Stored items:
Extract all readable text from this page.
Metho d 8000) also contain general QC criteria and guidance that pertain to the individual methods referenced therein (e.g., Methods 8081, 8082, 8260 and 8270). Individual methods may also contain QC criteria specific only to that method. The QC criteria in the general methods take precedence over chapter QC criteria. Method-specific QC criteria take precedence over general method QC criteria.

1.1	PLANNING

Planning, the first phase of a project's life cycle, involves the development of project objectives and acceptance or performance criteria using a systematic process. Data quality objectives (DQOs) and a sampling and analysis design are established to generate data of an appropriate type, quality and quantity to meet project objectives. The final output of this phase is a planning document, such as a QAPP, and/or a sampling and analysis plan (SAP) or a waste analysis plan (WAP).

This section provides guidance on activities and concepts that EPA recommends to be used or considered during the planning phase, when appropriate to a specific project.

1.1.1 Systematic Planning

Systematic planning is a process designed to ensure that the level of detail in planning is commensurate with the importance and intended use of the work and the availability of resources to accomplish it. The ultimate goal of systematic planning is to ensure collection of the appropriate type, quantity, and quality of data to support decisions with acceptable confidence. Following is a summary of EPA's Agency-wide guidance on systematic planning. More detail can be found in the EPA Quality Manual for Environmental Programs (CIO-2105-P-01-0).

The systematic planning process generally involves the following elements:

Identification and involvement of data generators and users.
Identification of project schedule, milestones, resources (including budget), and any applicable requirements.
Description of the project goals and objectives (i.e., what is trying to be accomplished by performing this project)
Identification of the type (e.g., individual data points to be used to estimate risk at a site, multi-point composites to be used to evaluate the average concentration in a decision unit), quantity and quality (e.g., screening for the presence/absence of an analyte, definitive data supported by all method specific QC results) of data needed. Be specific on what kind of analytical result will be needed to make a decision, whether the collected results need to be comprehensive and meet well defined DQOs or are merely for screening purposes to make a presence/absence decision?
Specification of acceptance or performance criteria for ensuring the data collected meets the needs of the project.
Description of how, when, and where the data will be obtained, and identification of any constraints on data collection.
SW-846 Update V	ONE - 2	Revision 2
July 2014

TASK OBJECTIVE - Each line that has the word "collected" should be copied.

ANSWER FOR THE TASK -
Identification of the type (e.g., individual data points to be used to estimate risk at a site, multi-point composites to be used to evaluate the average concentration in a decision unit), quantity and quality (e.g., screening for the presence/absence of an analyte, definitive data supported by all method specific QC results) of data needed. Be specific on what kind of analytical result will be needed to make a decision, whether the collected results need to be comprehensive and meet well defined DQOs or are merely for screening purposes to make a presence/absence decision?
Specification of acceptance or performance criteria for ensuring the data collected meets the needs of the project.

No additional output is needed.